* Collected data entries
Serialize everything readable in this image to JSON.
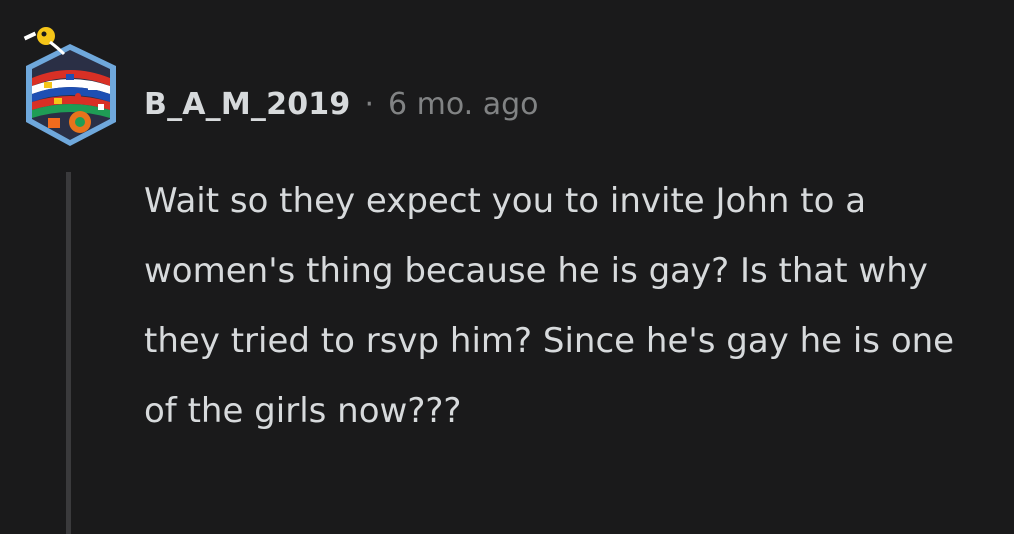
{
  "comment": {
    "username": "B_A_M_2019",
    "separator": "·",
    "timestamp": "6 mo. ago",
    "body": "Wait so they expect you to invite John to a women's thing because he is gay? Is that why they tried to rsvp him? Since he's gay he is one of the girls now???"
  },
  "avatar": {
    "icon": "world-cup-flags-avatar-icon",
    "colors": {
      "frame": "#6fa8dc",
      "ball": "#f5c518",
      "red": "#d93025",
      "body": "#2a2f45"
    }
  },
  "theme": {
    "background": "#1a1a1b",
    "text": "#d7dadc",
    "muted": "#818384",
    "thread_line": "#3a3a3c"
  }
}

* Work required
Copy all lines from the material that contain "avatar".

* Final result
  "avatar": {
    "icon": "world-cup-flags-avatar-icon",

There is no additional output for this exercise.